[Aim] Select from the data all lines with the word "title".

Records from a data source
"""

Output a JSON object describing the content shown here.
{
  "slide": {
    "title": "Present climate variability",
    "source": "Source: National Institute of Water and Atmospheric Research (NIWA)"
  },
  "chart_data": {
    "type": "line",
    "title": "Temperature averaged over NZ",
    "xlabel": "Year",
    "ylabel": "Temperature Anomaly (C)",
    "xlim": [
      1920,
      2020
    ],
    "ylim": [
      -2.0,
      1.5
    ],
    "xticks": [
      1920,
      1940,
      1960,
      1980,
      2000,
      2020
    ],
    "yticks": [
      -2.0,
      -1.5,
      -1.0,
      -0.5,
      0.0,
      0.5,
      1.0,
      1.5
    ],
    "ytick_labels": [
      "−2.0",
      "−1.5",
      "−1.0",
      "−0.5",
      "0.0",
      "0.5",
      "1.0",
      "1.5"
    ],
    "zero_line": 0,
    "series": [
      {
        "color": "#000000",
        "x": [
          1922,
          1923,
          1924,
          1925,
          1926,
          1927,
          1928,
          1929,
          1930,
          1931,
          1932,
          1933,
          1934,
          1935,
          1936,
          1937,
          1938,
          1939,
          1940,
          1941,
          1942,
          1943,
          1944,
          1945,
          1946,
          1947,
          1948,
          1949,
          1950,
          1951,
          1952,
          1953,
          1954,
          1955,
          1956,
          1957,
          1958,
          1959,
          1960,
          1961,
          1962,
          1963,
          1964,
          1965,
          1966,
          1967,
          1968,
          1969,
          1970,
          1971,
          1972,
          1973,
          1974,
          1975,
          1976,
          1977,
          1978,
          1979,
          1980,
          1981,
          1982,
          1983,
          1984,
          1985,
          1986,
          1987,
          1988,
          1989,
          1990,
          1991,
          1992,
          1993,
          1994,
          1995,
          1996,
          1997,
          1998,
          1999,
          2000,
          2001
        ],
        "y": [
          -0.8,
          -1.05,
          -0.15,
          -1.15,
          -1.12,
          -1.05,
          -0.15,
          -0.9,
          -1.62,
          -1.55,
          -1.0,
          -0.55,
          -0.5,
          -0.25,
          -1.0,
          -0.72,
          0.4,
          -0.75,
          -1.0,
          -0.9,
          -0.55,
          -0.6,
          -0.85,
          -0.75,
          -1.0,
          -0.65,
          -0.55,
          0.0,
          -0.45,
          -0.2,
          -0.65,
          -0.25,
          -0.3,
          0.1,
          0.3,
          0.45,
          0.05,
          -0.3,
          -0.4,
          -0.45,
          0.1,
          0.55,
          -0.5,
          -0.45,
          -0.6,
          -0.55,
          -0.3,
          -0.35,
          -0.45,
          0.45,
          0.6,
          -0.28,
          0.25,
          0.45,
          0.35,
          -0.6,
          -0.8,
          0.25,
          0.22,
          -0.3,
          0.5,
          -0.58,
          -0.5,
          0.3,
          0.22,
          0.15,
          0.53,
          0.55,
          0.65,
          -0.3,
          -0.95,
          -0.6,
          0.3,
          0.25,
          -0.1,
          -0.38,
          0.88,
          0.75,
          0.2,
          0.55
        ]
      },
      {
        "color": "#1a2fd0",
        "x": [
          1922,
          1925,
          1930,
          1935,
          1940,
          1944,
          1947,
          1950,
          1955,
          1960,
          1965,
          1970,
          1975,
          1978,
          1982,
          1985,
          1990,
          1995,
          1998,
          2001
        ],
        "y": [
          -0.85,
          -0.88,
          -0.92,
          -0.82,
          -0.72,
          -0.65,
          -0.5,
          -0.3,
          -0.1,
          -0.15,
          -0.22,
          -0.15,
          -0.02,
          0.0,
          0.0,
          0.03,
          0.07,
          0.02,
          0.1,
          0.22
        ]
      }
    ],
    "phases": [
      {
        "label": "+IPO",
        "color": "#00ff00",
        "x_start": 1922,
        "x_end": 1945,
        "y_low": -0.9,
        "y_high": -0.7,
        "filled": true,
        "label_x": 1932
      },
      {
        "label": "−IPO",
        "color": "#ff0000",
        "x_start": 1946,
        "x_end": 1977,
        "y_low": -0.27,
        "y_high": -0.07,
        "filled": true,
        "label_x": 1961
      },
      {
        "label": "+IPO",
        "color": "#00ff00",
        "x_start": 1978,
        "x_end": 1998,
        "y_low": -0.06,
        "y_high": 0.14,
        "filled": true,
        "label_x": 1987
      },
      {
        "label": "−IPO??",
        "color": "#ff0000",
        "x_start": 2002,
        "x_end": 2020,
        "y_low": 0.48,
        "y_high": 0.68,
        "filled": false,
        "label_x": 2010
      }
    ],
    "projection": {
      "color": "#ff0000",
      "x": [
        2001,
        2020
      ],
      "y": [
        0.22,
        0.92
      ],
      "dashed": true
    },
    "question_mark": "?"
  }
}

"""

[Right answer]
    "title": "Present climate variability",
    "title": "Temperature averaged over NZ",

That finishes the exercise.